WORK TO DO: Every line that contains the word "Tipo" should be copied.

THE INPUT:
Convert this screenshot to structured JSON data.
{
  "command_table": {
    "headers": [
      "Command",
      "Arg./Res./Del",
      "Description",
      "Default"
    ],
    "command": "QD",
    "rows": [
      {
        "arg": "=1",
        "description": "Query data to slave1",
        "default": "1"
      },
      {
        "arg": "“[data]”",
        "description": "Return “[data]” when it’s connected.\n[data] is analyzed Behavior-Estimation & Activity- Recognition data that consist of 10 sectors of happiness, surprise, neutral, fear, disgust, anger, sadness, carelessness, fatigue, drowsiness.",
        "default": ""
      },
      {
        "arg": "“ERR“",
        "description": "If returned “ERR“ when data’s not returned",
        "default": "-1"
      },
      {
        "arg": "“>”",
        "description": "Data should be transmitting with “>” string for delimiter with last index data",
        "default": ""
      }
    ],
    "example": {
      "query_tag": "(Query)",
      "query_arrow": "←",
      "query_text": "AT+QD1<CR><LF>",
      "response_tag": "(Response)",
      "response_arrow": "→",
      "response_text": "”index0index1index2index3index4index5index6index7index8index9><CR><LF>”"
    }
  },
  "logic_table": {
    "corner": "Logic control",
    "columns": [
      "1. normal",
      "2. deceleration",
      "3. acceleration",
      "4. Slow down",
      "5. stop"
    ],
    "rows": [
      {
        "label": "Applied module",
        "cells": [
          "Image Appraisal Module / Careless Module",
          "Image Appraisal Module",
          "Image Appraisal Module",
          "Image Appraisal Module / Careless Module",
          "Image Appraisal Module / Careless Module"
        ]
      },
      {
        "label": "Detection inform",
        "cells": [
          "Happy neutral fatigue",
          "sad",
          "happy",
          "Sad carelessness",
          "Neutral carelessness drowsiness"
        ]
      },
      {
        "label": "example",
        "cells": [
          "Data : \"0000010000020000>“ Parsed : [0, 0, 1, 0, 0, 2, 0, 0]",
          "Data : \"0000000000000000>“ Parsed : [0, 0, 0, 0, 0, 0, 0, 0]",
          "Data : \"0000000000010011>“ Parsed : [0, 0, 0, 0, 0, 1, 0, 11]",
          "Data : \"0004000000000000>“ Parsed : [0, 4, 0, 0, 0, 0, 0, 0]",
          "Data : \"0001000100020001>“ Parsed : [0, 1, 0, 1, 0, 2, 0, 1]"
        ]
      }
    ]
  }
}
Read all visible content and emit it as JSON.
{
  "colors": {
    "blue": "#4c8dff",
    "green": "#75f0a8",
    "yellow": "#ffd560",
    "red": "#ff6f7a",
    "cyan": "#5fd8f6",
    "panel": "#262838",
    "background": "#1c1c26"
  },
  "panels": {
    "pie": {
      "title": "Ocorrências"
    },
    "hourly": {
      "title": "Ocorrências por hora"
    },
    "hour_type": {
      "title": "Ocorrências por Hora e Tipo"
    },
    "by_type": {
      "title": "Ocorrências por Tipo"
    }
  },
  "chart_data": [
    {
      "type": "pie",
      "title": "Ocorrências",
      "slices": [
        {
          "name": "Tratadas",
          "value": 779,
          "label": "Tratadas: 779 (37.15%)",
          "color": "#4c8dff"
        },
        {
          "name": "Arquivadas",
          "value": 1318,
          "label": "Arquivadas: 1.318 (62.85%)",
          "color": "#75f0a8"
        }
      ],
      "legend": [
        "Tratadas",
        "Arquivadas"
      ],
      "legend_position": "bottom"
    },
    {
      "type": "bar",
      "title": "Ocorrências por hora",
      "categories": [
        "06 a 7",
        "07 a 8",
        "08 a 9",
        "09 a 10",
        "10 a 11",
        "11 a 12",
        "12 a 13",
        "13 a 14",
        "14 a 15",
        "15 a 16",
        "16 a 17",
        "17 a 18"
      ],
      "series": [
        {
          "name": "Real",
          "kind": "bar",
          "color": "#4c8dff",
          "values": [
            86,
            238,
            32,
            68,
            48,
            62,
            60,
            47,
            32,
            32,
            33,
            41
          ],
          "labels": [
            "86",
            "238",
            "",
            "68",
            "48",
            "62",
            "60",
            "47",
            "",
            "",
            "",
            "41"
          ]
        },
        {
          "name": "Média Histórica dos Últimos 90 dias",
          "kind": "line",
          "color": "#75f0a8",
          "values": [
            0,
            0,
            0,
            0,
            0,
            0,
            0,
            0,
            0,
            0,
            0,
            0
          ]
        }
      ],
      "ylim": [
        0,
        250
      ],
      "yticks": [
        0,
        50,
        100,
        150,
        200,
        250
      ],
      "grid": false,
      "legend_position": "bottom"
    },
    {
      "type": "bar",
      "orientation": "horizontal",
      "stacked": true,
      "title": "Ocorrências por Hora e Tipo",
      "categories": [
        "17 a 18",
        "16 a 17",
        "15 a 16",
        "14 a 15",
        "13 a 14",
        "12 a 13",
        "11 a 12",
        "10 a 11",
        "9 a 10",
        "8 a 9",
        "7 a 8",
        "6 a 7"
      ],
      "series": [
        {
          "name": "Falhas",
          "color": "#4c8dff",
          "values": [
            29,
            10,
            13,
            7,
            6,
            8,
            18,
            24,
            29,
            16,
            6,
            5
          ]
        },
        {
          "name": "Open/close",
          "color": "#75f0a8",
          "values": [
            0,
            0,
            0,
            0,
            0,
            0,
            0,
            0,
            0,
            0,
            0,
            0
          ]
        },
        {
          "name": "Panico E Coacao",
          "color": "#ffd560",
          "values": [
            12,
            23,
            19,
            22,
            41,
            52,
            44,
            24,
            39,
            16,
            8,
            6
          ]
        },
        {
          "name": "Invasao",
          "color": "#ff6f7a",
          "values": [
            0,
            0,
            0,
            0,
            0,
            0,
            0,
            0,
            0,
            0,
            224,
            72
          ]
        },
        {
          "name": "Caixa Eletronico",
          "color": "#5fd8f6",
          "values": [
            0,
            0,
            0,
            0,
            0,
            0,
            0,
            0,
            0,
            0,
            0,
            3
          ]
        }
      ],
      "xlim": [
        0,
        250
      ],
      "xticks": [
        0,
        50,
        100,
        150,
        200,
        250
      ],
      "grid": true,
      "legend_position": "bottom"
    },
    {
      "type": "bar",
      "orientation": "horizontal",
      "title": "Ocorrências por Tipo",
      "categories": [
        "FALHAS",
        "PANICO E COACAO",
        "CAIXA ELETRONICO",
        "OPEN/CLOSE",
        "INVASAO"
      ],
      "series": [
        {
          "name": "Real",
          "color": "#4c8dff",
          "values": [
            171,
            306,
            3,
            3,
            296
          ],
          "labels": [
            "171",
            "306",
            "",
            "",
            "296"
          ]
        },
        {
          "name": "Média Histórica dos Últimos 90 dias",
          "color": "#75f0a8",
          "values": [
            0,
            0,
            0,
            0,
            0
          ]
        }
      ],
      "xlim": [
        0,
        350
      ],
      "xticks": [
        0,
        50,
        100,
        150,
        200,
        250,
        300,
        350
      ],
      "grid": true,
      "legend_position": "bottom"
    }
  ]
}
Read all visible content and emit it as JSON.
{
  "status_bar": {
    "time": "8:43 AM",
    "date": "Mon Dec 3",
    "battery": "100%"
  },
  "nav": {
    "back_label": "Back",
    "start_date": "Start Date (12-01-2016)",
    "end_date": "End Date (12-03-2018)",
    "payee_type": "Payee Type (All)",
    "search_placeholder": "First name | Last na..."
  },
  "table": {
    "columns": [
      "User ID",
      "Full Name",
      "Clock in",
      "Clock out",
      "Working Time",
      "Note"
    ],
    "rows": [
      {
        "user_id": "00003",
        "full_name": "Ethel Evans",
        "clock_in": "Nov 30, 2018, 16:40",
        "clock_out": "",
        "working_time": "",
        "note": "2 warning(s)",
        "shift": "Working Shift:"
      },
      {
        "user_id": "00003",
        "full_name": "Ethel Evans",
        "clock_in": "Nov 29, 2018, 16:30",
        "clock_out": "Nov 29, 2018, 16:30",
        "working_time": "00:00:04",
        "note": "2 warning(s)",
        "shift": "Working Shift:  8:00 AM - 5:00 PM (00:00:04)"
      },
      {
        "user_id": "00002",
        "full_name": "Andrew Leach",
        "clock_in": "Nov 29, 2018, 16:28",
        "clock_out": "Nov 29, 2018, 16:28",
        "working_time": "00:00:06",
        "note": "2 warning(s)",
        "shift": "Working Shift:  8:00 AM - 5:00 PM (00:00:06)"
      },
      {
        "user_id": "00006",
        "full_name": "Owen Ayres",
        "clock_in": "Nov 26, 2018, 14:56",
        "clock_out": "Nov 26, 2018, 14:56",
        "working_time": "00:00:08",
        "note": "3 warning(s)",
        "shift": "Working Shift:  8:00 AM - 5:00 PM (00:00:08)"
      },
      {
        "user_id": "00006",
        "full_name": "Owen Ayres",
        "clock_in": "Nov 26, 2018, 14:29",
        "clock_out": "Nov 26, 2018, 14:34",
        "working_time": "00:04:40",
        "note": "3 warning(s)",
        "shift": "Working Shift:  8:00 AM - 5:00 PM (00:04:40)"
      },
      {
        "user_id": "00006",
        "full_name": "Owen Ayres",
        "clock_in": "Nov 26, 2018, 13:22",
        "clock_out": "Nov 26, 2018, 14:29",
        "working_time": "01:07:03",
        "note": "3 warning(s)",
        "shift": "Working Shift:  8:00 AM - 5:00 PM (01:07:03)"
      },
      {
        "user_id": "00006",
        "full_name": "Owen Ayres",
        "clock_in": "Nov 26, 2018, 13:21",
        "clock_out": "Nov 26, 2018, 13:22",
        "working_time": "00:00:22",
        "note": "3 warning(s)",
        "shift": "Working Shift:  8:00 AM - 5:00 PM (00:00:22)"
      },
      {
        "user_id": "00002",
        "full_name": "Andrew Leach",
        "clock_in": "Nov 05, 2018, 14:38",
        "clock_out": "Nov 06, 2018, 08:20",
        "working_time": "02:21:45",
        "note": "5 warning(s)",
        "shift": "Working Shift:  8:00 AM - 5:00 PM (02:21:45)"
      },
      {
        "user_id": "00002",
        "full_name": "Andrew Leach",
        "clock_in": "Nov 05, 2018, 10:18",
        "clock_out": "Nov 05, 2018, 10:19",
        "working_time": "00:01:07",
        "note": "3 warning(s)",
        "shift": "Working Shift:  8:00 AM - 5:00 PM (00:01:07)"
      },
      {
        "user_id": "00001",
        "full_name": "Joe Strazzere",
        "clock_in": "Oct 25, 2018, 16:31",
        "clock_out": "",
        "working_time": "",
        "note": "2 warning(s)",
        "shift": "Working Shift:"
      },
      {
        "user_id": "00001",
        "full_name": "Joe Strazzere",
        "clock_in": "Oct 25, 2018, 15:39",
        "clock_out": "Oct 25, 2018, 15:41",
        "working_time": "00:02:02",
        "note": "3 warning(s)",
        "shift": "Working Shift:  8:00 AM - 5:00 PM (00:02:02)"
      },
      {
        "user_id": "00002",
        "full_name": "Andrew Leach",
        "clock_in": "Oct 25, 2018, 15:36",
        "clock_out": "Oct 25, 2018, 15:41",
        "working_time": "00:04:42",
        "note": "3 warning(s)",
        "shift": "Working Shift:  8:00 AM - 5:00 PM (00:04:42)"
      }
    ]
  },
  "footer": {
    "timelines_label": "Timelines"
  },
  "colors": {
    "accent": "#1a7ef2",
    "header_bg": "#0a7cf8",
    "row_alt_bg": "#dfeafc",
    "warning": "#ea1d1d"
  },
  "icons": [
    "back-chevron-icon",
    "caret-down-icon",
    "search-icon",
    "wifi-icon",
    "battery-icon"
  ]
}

TASK RESPONSE:
      "title": "Ocorrências por Hora e Tipo"
      "title": "Ocorrências por Tipo"
      "title": "Ocorrências por Hora e Tipo",
      "title": "Ocorrências por Tipo",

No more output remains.